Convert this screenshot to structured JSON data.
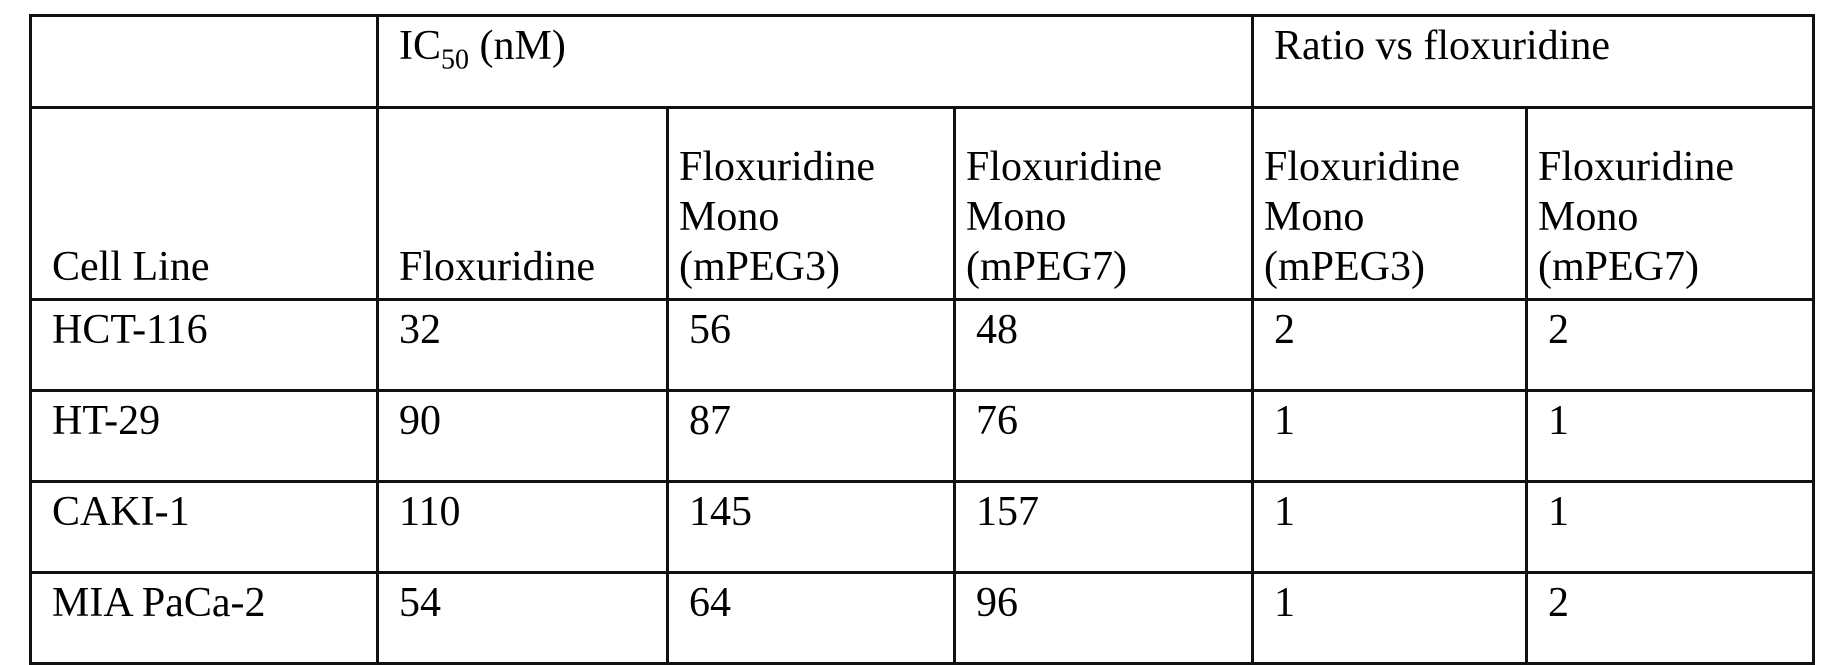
{
  "header": {
    "ic50_label": "IC",
    "ic50_sub": "50",
    "ic50_unit": " (nM)",
    "ratio_label": "Ratio vs floxuridine",
    "columns": [
      "Cell Line",
      "Floxuridine",
      [
        "Floxuridine",
        "Mono",
        "(mPEG3)"
      ],
      [
        "Floxuridine",
        "Mono",
        "(mPEG7)"
      ],
      [
        "Floxuridine",
        "Mono",
        "(mPEG3)"
      ],
      [
        "Floxuridine",
        "Mono",
        "(mPEG7)"
      ]
    ]
  },
  "rows": [
    [
      "HCT-116",
      "32",
      "56",
      "48",
      "2",
      "2"
    ],
    [
      "HT-29",
      "90",
      "87",
      "76",
      "1",
      "1"
    ],
    [
      "CAKI-1",
      "110",
      "145",
      "157",
      "1",
      "1"
    ],
    [
      "MIA PaCa-2",
      "54",
      "64",
      "96",
      "1",
      "2"
    ]
  ]
}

============================================================

Reproduce all of the material exactly, apart from the pictures.

• RESULT OF THE TASK
Convert this screenshot to structured JSON data.
{
  "header": {
    "ic50_label": "IC",
    "ic50_sub": "50",
    "ic50_unit": " (nM)",
    "ratio_label": "Ratio vs floxuridine",
    "columns": [
      "Cell Line",
      "Floxuridine",
      [
        "Floxuridine",
        "Mono",
        "(mPEG3)"
      ],
      [
        "Floxuridine",
        "Mono",
        "(mPEG7)"
      ],
      [
        "Floxuridine",
        "Mono",
        "(mPEG3)"
      ],
      [
        "Floxuridine",
        "Mono",
        "(mPEG7)"
      ]
    ]
  },
  "rows": [
    [
      "HCT-116",
      "32",
      "56",
      "48",
      "2",
      "2"
    ],
    [
      "HT-29",
      "90",
      "87",
      "76",
      "1",
      "1"
    ],
    [
      "CAKI-1",
      "110",
      "145",
      "157",
      "1",
      "1"
    ],
    [
      "MIA PaCa-2",
      "54",
      "64",
      "96",
      "1",
      "2"
    ]
  ]
}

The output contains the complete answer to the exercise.